- **Materials provided**:
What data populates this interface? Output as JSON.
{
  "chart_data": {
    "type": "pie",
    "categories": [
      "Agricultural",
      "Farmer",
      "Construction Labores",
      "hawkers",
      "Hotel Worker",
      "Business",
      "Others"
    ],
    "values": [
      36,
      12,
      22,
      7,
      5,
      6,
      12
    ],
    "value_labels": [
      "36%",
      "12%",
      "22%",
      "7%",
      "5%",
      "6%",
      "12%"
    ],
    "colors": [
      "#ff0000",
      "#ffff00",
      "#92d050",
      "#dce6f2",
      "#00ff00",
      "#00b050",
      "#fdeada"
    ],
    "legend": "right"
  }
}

- **Task statement**: Exact output of every entry is required.

- **Solution to the problem**:
What data populates this interface? Output as JSON.
{
  "chart_data": {
    "type": "pie",
    "categories": [
      "Agricultural",
      "Farmer",
      "Construction Labores",
      "hawkers",
      "Hotel Worker",
      "Business",
      "Others"
    ],
    "values": [
      36,
      12,
      22,
      7,
      5,
      6,
      12
    ],
    "value_labels": [
      "36%",
      "12%",
      "22%",
      "7%",
      "5%",
      "6%",
      "12%"
    ],
    "colors": [
      "#ff0000",
      "#ffff00",
      "#92d050",
      "#dce6f2",
      "#00ff00",
      "#00b050",
      "#fdeada"
    ],
    "legend": "right"
  }
}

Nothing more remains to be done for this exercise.